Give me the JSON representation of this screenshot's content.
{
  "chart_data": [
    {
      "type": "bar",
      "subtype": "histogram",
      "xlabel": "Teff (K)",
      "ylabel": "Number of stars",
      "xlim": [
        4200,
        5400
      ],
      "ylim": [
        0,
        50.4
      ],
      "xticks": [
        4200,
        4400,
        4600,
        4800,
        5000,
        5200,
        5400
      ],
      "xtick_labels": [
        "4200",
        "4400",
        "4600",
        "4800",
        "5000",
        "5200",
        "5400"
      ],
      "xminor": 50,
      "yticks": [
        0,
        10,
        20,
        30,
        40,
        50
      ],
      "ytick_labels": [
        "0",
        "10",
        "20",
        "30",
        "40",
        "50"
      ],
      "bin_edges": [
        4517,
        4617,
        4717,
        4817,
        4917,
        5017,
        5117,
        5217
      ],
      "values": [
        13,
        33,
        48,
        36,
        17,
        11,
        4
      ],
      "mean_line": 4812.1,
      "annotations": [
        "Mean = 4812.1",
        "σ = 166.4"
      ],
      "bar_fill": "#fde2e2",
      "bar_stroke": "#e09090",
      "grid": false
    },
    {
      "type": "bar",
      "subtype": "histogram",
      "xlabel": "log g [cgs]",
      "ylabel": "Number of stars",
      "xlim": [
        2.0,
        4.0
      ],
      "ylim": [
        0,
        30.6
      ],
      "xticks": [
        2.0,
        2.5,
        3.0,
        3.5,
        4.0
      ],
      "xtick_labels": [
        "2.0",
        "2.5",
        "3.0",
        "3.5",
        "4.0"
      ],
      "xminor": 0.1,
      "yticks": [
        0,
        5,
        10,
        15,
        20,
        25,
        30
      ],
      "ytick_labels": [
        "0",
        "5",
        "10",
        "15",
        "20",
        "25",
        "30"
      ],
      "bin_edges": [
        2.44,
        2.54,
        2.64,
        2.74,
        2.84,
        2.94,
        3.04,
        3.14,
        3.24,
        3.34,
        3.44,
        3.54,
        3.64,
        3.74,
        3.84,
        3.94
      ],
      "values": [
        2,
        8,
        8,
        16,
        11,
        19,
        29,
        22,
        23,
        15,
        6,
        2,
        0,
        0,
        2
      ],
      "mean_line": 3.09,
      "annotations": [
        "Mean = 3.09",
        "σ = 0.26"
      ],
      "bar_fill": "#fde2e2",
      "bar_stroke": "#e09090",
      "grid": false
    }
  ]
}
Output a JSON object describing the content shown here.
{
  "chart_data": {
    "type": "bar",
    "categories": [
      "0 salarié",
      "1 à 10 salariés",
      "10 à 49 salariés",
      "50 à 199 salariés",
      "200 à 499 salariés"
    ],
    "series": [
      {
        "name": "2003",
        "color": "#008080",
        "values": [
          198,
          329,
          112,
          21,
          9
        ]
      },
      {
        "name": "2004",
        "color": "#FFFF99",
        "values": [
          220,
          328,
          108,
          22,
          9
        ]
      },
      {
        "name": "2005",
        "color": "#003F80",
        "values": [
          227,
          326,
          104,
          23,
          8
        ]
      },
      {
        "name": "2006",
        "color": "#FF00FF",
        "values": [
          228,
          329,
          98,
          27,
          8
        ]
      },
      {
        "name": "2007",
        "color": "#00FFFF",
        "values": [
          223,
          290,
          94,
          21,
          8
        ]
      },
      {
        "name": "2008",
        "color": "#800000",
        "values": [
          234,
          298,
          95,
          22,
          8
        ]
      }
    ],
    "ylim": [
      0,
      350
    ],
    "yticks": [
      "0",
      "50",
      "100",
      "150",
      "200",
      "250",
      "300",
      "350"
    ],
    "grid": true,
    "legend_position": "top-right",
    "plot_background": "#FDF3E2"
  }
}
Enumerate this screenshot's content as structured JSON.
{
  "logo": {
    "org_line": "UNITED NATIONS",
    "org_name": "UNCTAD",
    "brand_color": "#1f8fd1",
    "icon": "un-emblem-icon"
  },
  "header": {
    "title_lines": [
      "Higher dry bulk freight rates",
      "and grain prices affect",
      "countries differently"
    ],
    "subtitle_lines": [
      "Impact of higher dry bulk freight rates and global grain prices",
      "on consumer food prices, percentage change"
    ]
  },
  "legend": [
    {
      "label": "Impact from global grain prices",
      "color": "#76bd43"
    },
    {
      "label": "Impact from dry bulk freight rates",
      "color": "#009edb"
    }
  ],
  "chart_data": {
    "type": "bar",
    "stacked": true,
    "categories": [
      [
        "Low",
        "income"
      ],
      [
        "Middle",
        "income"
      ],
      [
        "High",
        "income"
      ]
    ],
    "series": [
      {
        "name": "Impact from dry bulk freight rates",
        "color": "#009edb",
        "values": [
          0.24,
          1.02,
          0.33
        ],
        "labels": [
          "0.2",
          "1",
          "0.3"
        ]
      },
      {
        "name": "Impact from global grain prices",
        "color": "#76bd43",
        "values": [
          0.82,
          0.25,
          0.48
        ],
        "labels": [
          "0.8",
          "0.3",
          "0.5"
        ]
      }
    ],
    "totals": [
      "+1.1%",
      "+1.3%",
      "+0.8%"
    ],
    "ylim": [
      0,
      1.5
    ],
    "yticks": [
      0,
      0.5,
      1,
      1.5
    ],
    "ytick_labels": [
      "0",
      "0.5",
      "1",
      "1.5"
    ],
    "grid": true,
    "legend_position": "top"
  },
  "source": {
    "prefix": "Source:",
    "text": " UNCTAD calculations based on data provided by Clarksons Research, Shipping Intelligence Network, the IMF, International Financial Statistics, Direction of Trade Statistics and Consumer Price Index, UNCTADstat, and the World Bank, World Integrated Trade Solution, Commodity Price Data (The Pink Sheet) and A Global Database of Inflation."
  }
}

◆ WHAT IS NEEDED
Reproduce every record, matching each line exactly.

◆ FINAL ANSWER
Give me the JSON representation of this screenshot's content.
{
  "chart_data": [
    {
      "type": "bar",
      "subtype": "histogram",
      "xlabel": "Teff (K)",
      "ylabel": "Number of stars",
      "xlim": [
        4200,
        5400
      ],
      "ylim": [
        0,
        50.4
      ],
      "xticks": [
        4200,
        4400,
        4600,
        4800,
        5000,
        5200,
        5400
      ],
      "xtick_labels": [
        "4200",
        "4400",
        "4600",
        "4800",
        "5000",
        "5200",
        "5400"
      ],
      "xminor": 50,
      "yticks": [
        0,
        10,
        20,
        30,
        40,
        50
      ],
      "ytick_labels": [
        "0",
        "10",
        "20",
        "30",
        "40",
        "50"
      ],
      "bin_edges": [
        4517,
        4617,
        4717,
        4817,
        4917,
        5017,
        5117,
        5217
      ],
      "values": [
        13,
        33,
        48,
        36,
        17,
        11,
        4
      ],
      "mean_line": 4812.1,
      "annotations": [
        "Mean = 4812.1",
        "σ = 166.4"
      ],
      "bar_fill": "#fde2e2",
      "bar_stroke": "#e09090",
      "grid": false
    },
    {
      "type": "bar",
      "subtype": "histogram",
      "xlabel": "log g [cgs]",
      "ylabel": "Number of stars",
      "xlim": [
        2.0,
        4.0
      ],
      "ylim": [
        0,
        30.6
      ],
      "xticks": [
        2.0,
        2.5,
        3.0,
        3.5,
        4.0
      ],
      "xtick_labels": [
        "2.0",
        "2.5",
        "3.0",
        "3.5",
        "4.0"
      ],
      "xminor": 0.1,
      "yticks": [
        0,
        5,
        10,
        15,
        20,
        25,
        30
      ],
      "ytick_labels": [
        "0",
        "5",
        "10",
        "15",
        "20",
        "25",
        "30"
      ],
      "bin_edges": [
        2.44,
        2.54,
        2.64,
        2.74,
        2.84,
        2.94,
        3.04,
        3.14,
        3.24,
        3.34,
        3.44,
        3.54,
        3.64,
        3.74,
        3.84,
        3.94
      ],
      "values": [
        2,
        8,
        8,
        16,
        11,
        19,
        29,
        22,
        23,
        15,
        6,
        2,
        0,
        0,
        2
      ],
      "mean_line": 3.09,
      "annotations": [
        "Mean = 3.09",
        "σ = 0.26"
      ],
      "bar_fill": "#fde2e2",
      "bar_stroke": "#e09090",
      "grid": false
    }
  ]
}
Output a JSON object describing the content shown here.
{
  "chart_data": {
    "type": "bar",
    "categories": [
      "0 salarié",
      "1 à 10 salariés",
      "10 à 49 salariés",
      "50 à 199 salariés",
      "200 à 499 salariés"
    ],
    "series": [
      {
        "name": "2003",
        "color": "#008080",
        "values": [
          198,
          329,
          112,
          21,
          9
        ]
      },
      {
        "name": "2004",
        "color": "#FFFF99",
        "values": [
          220,
          328,
          108,
          22,
          9
        ]
      },
      {
        "name": "2005",
        "color": "#003F80",
        "values": [
          227,
          326,
          104,
          23,
          8
        ]
      },
      {
        "name": "2006",
        "color": "#FF00FF",
        "values": [
          228,
          329,
          98,
          27,
          8
        ]
      },
      {
        "name": "2007",
        "color": "#00FFFF",
        "values": [
          223,
          290,
          94,
          21,
          8
        ]
      },
      {
        "name": "2008",
        "color": "#800000",
        "values": [
          234,
          298,
          95,
          22,
          8
        ]
      }
    ],
    "ylim": [
      0,
      350
    ],
    "yticks": [
      "0",
      "50",
      "100",
      "150",
      "200",
      "250",
      "300",
      "350"
    ],
    "grid": true,
    "legend_position": "top-right",
    "plot_background": "#FDF3E2"
  }
}
Enumerate this screenshot's content as structured JSON.
{
  "logo": {
    "org_line": "UNITED NATIONS",
    "org_name": "UNCTAD",
    "brand_color": "#1f8fd1",
    "icon": "un-emblem-icon"
  },
  "header": {
    "title_lines": [
      "Higher dry bulk freight rates",
      "and grain prices affect",
      "countries differently"
    ],
    "subtitle_lines": [
      "Impact of higher dry bulk freight rates and global grain prices",
      "on consumer food prices, percentage change"
    ]
  },
  "legend": [
    {
      "label": "Impact from global grain prices",
      "color": "#76bd43"
    },
    {
      "label": "Impact from dry bulk freight rates",
      "color": "#009edb"
    }
  ],
  "chart_data": {
    "type": "bar",
    "stacked": true,
    "categories": [
      [
        "Low",
        "income"
      ],
      [
        "Middle",
        "income"
      ],
      [
        "High",
        "income"
      ]
    ],
    "series": [
      {
        "name": "Impact from dry bulk freight rates",
        "color": "#009edb",
        "values": [
          0.24,
          1.02,
          0.33
        ],
        "labels": [
          "0.2",
          "1",
          "0.3"
        ]
      },
      {
        "name": "Impact from global grain prices",
        "color": "#76bd43",
        "values": [
          0.82,
          0.25,
          0.48
        ],
        "labels": [
          "0.8",
          "0.3",
          "0.5"
        ]
      }
    ],
    "totals": [
      "+1.1%",
      "+1.3%",
      "+0.8%"
    ],
    "ylim": [
      0,
      1.5
    ],
    "yticks": [
      0,
      0.5,
      1,
      1.5
    ],
    "ytick_labels": [
      "0",
      "0.5",
      "1",
      "1.5"
    ],
    "grid": true,
    "legend_position": "top"
  },
  "source": {
    "prefix": "Source:",
    "text": " UNCTAD calculations based on data provided by Clarksons Research, Shipping Intelligence Network, the IMF, International Financial Statistics, Direction of Trade Statistics and Consumer Price Index, UNCTADstat, and the World Bank, World Integrated Trade Solution, Commodity Price Data (The Pink Sheet) and A Global Database of Inflation."
  }
}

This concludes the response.